Exercise task:
All of the lines below are to be printed again exactly; images are excluded from the output.

Extracted records:

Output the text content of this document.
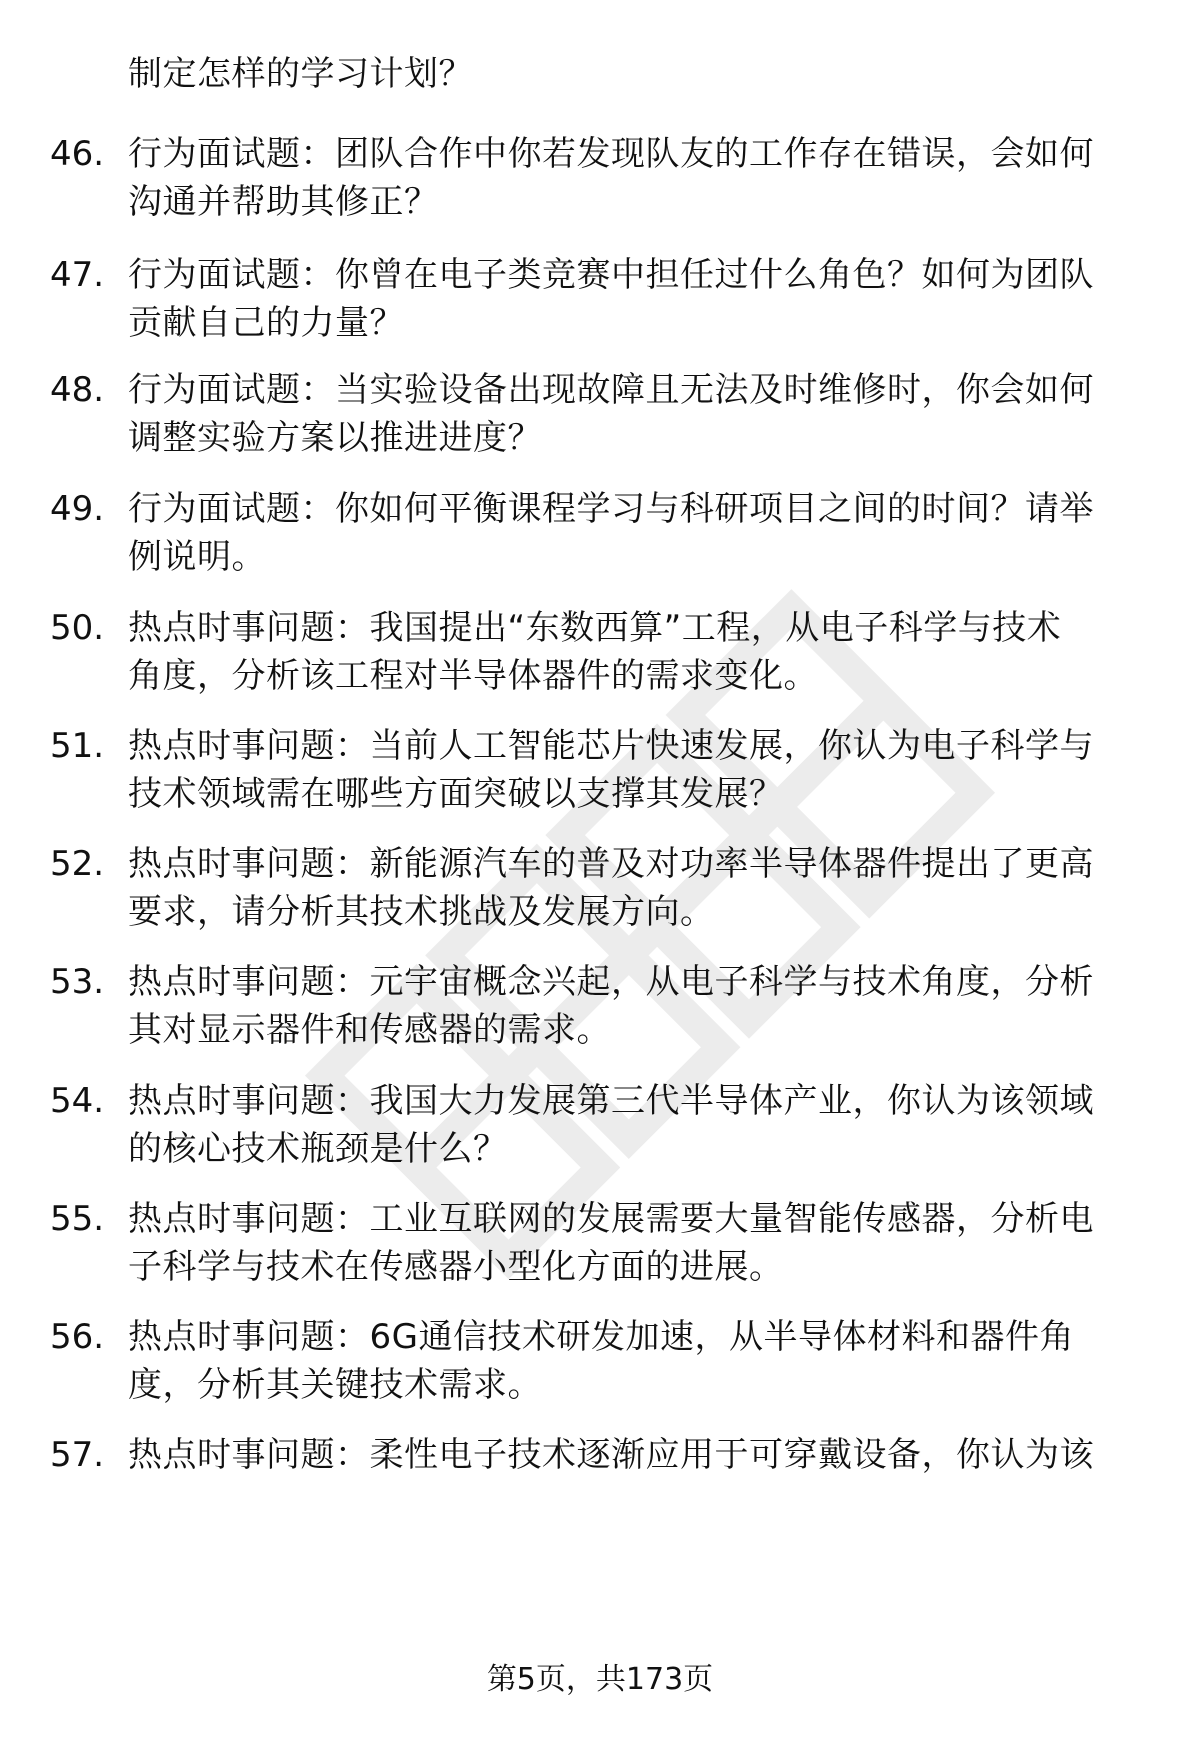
制定怎样的学习计划？
46. 行为面试题：团队合作中你若发现队友的工作存在错误，会如何
沟通并帮助其修正？
47. 行为面试题：你曾在电子类竞赛中担任过什么角色？如何为团队
贡献自己的力量？
48. 行为面试题：当实验设备出现故障且无法及时维修时，你会如何
调整实验方案以推进进度？
49. 行为面试题：你如何平衡课程学习与科研项目之间的时间？请举
例说明。
50. 热点时事问题：我国提出“东数西算”工程，从电子科学与技术
角度，分析该工程对半导体器件的需求变化。
51. 热点时事问题：当前人工智能芯片快速发展，你认为电子科学与
技术领域需在哪些方面突破以支撑其发展？
52. 热点时事问题：新能源汽车的普及对功率半导体器件提出了更高
要求，请分析其技术挑战及发展方向。
53. 热点时事问题：元宇宙概念兴起，从电子科学与技术角度，分析
其对显示器件和传感器的需求。
54. 热点时事问题：我国大力发展第三代半导体产业，你认为该领域
的核心技术瓶颈是什么？
55. 热点时事问题：工业互联网的发展需要大量智能传感器，分析电
子科学与技术在传感器小型化方面的进展。
56. 热点时事问题：6G通信技术研发加速，从半导体材料和器件角
度，分析其关键技术需求。
57. 热点时事问题：柔性电子技术逐渐应用于可穿戴设备，你认为该
第5页，共173页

Complete response:
Output the text content of this document.
制定怎样的学习计划？
46. 行为面试题：团队合作中你若发现队友的工作存在错误，会如何
沟通并帮助其修正？
47. 行为面试题：你曾在电子类竞赛中担任过什么角色？如何为团队
贡献自己的力量？
48. 行为面试题：当实验设备出现故障且无法及时维修时，你会如何
调整实验方案以推进进度？
49. 行为面试题：你如何平衡课程学习与科研项目之间的时间？请举
例说明。
50. 热点时事问题：我国提出“东数西算”工程，从电子科学与技术
角度，分析该工程对半导体器件的需求变化。
51. 热点时事问题：当前人工智能芯片快速发展，你认为电子科学与
技术领域需在哪些方面突破以支撑其发展？
52. 热点时事问题：新能源汽车的普及对功率半导体器件提出了更高
要求，请分析其技术挑战及发展方向。
53. 热点时事问题：元宇宙概念兴起，从电子科学与技术角度，分析
其对显示器件和传感器的需求。
54. 热点时事问题：我国大力发展第三代半导体产业，你认为该领域
的核心技术瓶颈是什么？
55. 热点时事问题：工业互联网的发展需要大量智能传感器，分析电
子科学与技术在传感器小型化方面的进展。
56. 热点时事问题：6G通信技术研发加速，从半导体材料和器件角
度，分析其关键技术需求。
57. 热点时事问题：柔性电子技术逐渐应用于可穿戴设备，你认为该
第5页，共173页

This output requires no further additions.